---- Input data

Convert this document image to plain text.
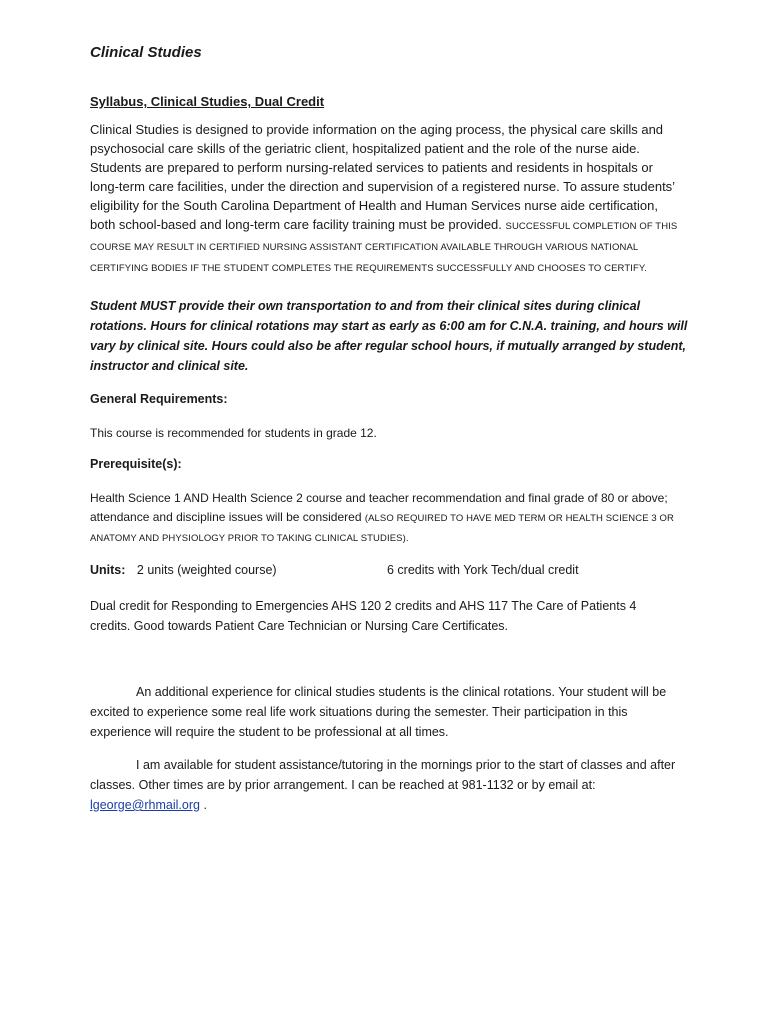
Clinical Studies
Syllabus, Clinical Studies, Dual Credit

Clinical Studies is designed to provide information on the aging process, the physical care skills and psychosocial care skills of the geriatric client, hospitalized patient and the role of the nurse aide. Students are prepared to perform nursing-related services to patients and residents in hospitals or long-term care facilities, under the direction and supervision of a registered nurse. To assure students’ eligibility for the South Carolina Department of Health and Human Services nurse aide certification, both school-based and long-term care facility training must be provided. SUCCESSFUL COMPLETION OF THIS COURSE MAY RESULT IN CERTIFIED NURSING ASSISTANT CERTIFICATION AVAILABLE THROUGH VARIOUS NATIONAL CERTIFYING BODIES IF THE STUDENT COMPLETES THE REQUIREMENTS SUCCESSFULLY AND CHOOSES TO CERTIFY.

Student MUST provide their own transportation to and from their clinical sites during clinical rotations. Hours for clinical rotations may start as early as 6:00 am for C.N.A. training, and hours will vary by clinical site. Hours could also be after regular school hours, if mutually arranged by student, instructor and clinical site.

General Requirements:

This course is recommended for students in grade 12.

Prerequisite(s):

Health Science 1 AND Health Science 2 course and teacher recommendation and final grade of 80 or above; attendance and discipline issues will be considered (ALSO REQUIRED TO HAVE MED TERM OR HEALTH SCIENCE 3 OR ANATOMY AND PHYSIOLOGY PRIOR TO TAKING CLINICAL STUDIES).

Units: 2 units (weighted course)	6 credits with York Tech/dual credit

Dual credit for Responding to Emergencies AHS 120 2 credits and AHS 117 The Care of Patients 4 credits. Good towards Patient Care Technician or Nursing Care Certificates.

An additional experience for clinical studies students is the clinical rotations. Your student will be excited to experience some real life work situations during the semester. Their participation in this experience will require the student to be professional at all times.

I am available for student assistance/tutoring in the mornings prior to the start of classes and after classes. Other times are by prior arrangement. I can be reached at 981-1132 or by email at: lgeorge@rhmail.org .
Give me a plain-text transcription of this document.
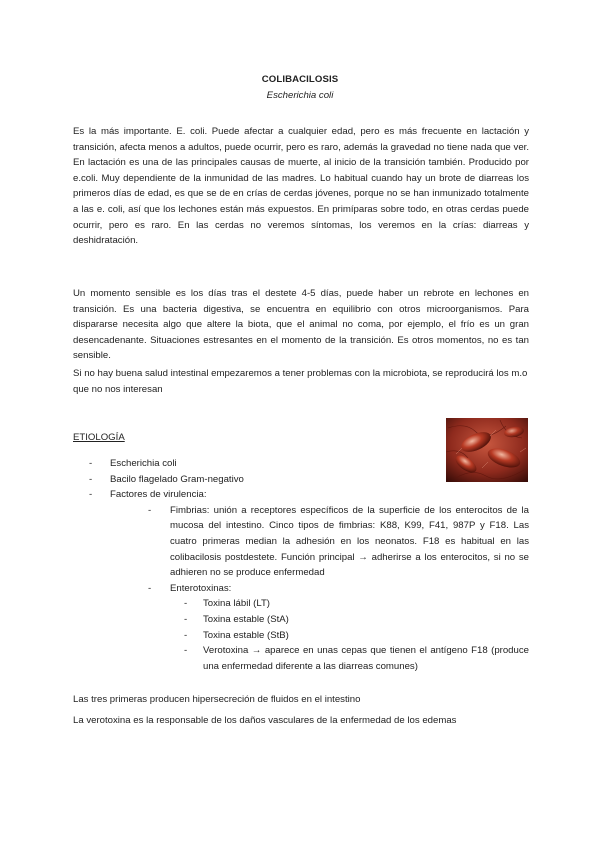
COLIBACILOSIS
Escherichia coli

Es la más importante. E. coli. Puede afectar a cualquier edad, pero es más frecuente en lactación y transición, afecta menos a adultos, puede ocurrir, pero es raro, además la gravedad no tiene nada que ver. En lactación es una de las principales causas de muerte, al inicio de la transición también. Producido por e.coli. Muy dependiente de la inmunidad de las madres. Lo habitual cuando hay un brote de diarreas los primeros días de edad, es que se de en crías de cerdas jóvenes, porque no se han inmunizado totalmente a las e. coli, así que los lechones están más expuestos. En primíparas sobre todo, en otras cerdas puede ocurrir, pero es raro. En las cerdas no veremos síntomas, los veremos en la crías: diarreas y deshidratación.

Un momento sensible es los días tras el destete 4-5 días, puede haber un rebrote en lechones en transición. Es una bacteria digestiva, se encuentra en equilibrio con otros microorganismos. Para dispararse necesita algo que altere la biota, que el animal no coma, por ejemplo, el frío es un gran desencadenante. Situaciones estresantes en el momento de la transición. Es otros momentos, no es tan sensible.

Si no hay buena salud intestinal empezaremos a tener problemas con la microbiota, se reproducirá los m.o que no nos interesan

ETIOLOGÍA
- Escherichia coli
- Bacilo flagelado Gram-negativo
- Factores de virulencia:
- Fimbrias: unión a receptores específicos de la superficie de los enterocitos de la mucosa del intestino. Cinco tipos de fimbrias: K88, K99, F41, 987P y F18. Las cuatro primeras median la adhesión en los neonatos. F18 es habitual en las colibacilosis postdestete. Función principal → adherirse a los enterocitos, si no se adhieren no se produce enfermedad
- Enterotoxinas:
- Toxina lábil (LT)
- Toxina estable (StA)
- Toxina estable (StB)
- Verotoxina → aparece en unas cepas que tienen el antígeno F18 (produce una enfermedad diferente a las diarreas comunes)

Las tres primeras producen hipersecreción de fluidos en el intestino

La verotoxina es la responsable de los daños vasculares de la enfermedad de los edemas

--------

- Prompt:
Output the records above in their entirety and exactly, leaving out all images.

- Task response:
Convert this document image to plain text.
Clinical Studies
Syllabus, Clinical Studies, Dual Credit

Clinical Studies is designed to provide information on the aging process, the physical care skills and psychosocial care skills of the geriatric client, hospitalized patient and the role of the nurse aide. Students are prepared to perform nursing-related services to patients and residents in hospitals or long-term care facilities, under the direction and supervision of a registered nurse. To assure students’ eligibility for the South Carolina Department of Health and Human Services nurse aide certification, both school-based and long-term care facility training must be provided. SUCCESSFUL COMPLETION OF THIS COURSE MAY RESULT IN CERTIFIED NURSING ASSISTANT CERTIFICATION AVAILABLE THROUGH VARIOUS NATIONAL CERTIFYING BODIES IF THE STUDENT COMPLETES THE REQUIREMENTS SUCCESSFULLY AND CHOOSES TO CERTIFY.

Student MUST provide their own transportation to and from their clinical sites during clinical rotations. Hours for clinical rotations may start as early as 6:00 am for C.N.A. training, and hours will vary by clinical site. Hours could also be after regular school hours, if mutually arranged by student, instructor and clinical site.

General Requirements:

This course is recommended for students in grade 12.

Prerequisite(s):

Health Science 1 AND Health Science 2 course and teacher recommendation and final grade of 80 or above; attendance and discipline issues will be considered (ALSO REQUIRED TO HAVE MED TERM OR HEALTH SCIENCE 3 OR ANATOMY AND PHYSIOLOGY PRIOR TO TAKING CLINICAL STUDIES).

Units: 2 units (weighted course)	6 credits with York Tech/dual credit

Dual credit for Responding to Emergencies AHS 120 2 credits and AHS 117 The Care of Patients 4 credits. Good towards Patient Care Technician or Nursing Care Certificates.

An additional experience for clinical studies students is the clinical rotations. Your student will be excited to experience some real life work situations during the semester. Their participation in this experience will require the student to be professional at all times.

I am available for student assistance/tutoring in the mornings prior to the start of classes and after classes. Other times are by prior arrangement. I can be reached at 981-1132 or by email at: lgeorge@rhmail.org .
Give me a plain-text transcription of this document.
COLIBACILOSIS
Escherichia coli

Es la más importante. E. coli. Puede afectar a cualquier edad, pero es más frecuente en lactación y transición, afecta menos a adultos, puede ocurrir, pero es raro, además la gravedad no tiene nada que ver. En lactación es una de las principales causas de muerte, al inicio de la transición también. Producido por e.coli. Muy dependiente de la inmunidad de las madres. Lo habitual cuando hay un brote de diarreas los primeros días de edad, es que se de en crías de cerdas jóvenes, porque no se han inmunizado totalmente a las e. coli, así que los lechones están más expuestos. En primíparas sobre todo, en otras cerdas puede ocurrir, pero es raro. En las cerdas no veremos síntomas, los veremos en la crías: diarreas y deshidratación.

Un momento sensible es los días tras el destete 4-5 días, puede haber un rebrote en lechones en transición. Es una bacteria digestiva, se encuentra en equilibrio con otros microorganismos. Para dispararse necesita algo que altere la biota, que el animal no coma, por ejemplo, el frío es un gran desencadenante. Situaciones estresantes en el momento de la transición. Es otros momentos, no es tan sensible.

Si no hay buena salud intestinal empezaremos a tener problemas con la microbiota, se reproducirá los m.o que no nos interesan

ETIOLOGÍA
- Escherichia coli
- Bacilo flagelado Gram-negativo
- Factores de virulencia:
- Fimbrias: unión a receptores específicos de la superficie de los enterocitos de la mucosa del intestino. Cinco tipos de fimbrias: K88, K99, F41, 987P y F18. Las cuatro primeras median la adhesión en los neonatos. F18 es habitual en las colibacilosis postdestete. Función principal → adherirse a los enterocitos, si no se adhieren no se produce enfermedad
- Enterotoxinas:
- Toxina lábil (LT)
- Toxina estable (StA)
- Toxina estable (StB)
- Verotoxina → aparece en unas cepas que tienen el antígeno F18 (produce una enfermedad diferente a las diarreas comunes)

Las tres primeras producen hipersecreción de fluidos en el intestino

La verotoxina es la responsable de los daños vasculares de la enfermedad de los edemas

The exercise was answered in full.